- **Supplied material**
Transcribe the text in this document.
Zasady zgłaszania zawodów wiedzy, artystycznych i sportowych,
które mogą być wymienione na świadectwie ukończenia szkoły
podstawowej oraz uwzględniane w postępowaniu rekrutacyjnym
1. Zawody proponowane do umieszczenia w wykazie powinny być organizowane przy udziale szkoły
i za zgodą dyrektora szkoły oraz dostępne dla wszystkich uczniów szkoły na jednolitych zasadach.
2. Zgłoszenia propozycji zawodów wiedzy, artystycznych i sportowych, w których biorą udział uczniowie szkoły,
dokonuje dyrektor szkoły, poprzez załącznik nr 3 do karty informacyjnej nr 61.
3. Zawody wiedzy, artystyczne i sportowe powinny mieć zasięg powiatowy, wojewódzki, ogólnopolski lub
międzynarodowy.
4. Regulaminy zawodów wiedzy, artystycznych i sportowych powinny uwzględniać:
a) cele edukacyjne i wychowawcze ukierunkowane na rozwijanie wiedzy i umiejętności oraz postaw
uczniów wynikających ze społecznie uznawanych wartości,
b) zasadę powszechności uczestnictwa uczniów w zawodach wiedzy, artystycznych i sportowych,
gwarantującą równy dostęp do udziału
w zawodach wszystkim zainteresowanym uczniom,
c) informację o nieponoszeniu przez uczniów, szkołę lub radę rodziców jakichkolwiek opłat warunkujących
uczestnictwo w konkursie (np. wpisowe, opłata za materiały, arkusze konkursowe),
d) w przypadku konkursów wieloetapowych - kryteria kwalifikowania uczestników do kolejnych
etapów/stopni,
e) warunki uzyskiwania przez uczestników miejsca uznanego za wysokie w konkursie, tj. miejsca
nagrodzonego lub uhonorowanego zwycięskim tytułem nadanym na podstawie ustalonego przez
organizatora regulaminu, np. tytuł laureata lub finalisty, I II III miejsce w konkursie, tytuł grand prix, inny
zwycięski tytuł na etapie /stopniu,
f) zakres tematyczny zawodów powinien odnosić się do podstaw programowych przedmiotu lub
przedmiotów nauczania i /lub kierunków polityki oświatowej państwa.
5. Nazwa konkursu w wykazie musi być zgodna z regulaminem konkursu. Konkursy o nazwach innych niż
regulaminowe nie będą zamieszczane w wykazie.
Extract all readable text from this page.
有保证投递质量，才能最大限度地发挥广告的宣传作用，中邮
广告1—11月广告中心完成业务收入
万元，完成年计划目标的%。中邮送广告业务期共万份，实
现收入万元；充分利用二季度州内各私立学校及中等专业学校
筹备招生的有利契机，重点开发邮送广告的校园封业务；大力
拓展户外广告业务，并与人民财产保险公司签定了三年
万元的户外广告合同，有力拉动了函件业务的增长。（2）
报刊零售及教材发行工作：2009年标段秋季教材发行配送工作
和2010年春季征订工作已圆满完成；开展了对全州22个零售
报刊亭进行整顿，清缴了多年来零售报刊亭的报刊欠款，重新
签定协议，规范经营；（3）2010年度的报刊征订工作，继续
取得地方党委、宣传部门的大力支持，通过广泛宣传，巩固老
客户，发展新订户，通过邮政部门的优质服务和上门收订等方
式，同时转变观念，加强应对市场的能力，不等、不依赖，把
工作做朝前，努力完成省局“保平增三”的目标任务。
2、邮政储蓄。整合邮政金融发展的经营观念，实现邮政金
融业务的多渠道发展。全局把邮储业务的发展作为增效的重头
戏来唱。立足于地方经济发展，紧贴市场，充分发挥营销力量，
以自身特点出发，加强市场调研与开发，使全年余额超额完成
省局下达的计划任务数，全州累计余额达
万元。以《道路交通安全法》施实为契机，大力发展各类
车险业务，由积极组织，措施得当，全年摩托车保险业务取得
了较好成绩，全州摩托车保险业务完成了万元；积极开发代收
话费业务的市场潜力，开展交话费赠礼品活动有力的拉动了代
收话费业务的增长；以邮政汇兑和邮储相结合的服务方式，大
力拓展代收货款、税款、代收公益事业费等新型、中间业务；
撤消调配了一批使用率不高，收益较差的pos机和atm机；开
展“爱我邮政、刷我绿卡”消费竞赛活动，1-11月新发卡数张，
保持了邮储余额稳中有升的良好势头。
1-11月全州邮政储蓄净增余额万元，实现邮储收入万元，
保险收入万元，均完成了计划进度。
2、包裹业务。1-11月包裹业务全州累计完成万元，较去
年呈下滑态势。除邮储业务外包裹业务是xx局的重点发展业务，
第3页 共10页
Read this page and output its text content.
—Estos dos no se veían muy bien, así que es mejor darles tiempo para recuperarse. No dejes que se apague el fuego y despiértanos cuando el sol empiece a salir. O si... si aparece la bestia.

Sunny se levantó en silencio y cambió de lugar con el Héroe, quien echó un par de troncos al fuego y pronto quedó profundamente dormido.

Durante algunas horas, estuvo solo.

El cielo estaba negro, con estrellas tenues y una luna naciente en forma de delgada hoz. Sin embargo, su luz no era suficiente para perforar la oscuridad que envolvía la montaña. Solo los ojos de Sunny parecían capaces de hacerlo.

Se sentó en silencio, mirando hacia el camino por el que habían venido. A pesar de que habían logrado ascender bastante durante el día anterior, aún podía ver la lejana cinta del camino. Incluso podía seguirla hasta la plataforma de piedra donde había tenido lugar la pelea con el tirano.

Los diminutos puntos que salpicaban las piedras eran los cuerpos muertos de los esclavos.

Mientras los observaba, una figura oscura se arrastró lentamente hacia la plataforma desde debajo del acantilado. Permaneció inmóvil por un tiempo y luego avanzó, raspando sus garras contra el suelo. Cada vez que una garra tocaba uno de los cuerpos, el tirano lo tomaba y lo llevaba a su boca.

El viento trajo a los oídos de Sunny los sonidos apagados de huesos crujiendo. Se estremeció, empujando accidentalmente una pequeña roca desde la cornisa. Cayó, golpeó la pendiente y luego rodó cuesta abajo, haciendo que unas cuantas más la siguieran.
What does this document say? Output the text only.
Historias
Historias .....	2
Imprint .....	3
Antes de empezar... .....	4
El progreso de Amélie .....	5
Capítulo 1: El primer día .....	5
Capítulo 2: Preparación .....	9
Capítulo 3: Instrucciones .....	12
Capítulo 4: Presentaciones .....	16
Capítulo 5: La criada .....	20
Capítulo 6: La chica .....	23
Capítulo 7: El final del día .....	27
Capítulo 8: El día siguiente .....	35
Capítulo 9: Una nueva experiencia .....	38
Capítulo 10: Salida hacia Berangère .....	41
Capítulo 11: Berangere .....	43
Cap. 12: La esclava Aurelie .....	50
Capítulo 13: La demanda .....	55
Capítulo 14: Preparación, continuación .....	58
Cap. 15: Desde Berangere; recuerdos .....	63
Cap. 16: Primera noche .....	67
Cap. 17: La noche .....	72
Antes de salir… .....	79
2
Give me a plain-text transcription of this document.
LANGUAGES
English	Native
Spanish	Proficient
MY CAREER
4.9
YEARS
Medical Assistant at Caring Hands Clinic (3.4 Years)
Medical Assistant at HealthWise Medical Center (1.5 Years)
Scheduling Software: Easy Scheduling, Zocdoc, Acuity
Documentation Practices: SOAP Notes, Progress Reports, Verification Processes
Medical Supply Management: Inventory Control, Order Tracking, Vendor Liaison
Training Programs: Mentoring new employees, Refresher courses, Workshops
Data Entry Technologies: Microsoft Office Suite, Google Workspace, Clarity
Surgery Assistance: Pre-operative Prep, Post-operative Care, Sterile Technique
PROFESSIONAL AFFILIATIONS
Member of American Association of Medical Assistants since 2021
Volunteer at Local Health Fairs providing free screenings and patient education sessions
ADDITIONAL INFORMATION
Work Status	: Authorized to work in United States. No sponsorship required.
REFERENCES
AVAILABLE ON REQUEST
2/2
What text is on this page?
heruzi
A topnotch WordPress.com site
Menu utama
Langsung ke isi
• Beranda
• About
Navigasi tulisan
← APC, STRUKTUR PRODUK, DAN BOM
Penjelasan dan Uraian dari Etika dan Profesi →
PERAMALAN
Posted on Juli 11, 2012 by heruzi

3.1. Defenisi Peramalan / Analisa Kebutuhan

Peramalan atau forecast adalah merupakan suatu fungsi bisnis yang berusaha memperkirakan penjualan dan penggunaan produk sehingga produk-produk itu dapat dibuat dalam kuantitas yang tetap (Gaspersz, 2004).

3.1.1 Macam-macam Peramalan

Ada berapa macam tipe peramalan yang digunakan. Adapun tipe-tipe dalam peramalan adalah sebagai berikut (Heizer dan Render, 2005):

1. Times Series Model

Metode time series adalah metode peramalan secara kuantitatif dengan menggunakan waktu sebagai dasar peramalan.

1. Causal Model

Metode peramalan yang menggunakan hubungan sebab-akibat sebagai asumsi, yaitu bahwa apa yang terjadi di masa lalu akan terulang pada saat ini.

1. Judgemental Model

- **Exercise task**
Which lines of the data include "konkursie"? Copy each of them.

- **Response below**
uczestnictwo w konkursie (np. wpisowe, opłata za materiały, arkusze konkursowe),
e) warunki uzyskiwania przez uczestników miejsca uznanego za wysokie w konkursie, tj. miejsca
organizatora regulaminu, np. tytuł laureata lub finalisty, I II III miejsce w konkursie, tytuł grand prix, inny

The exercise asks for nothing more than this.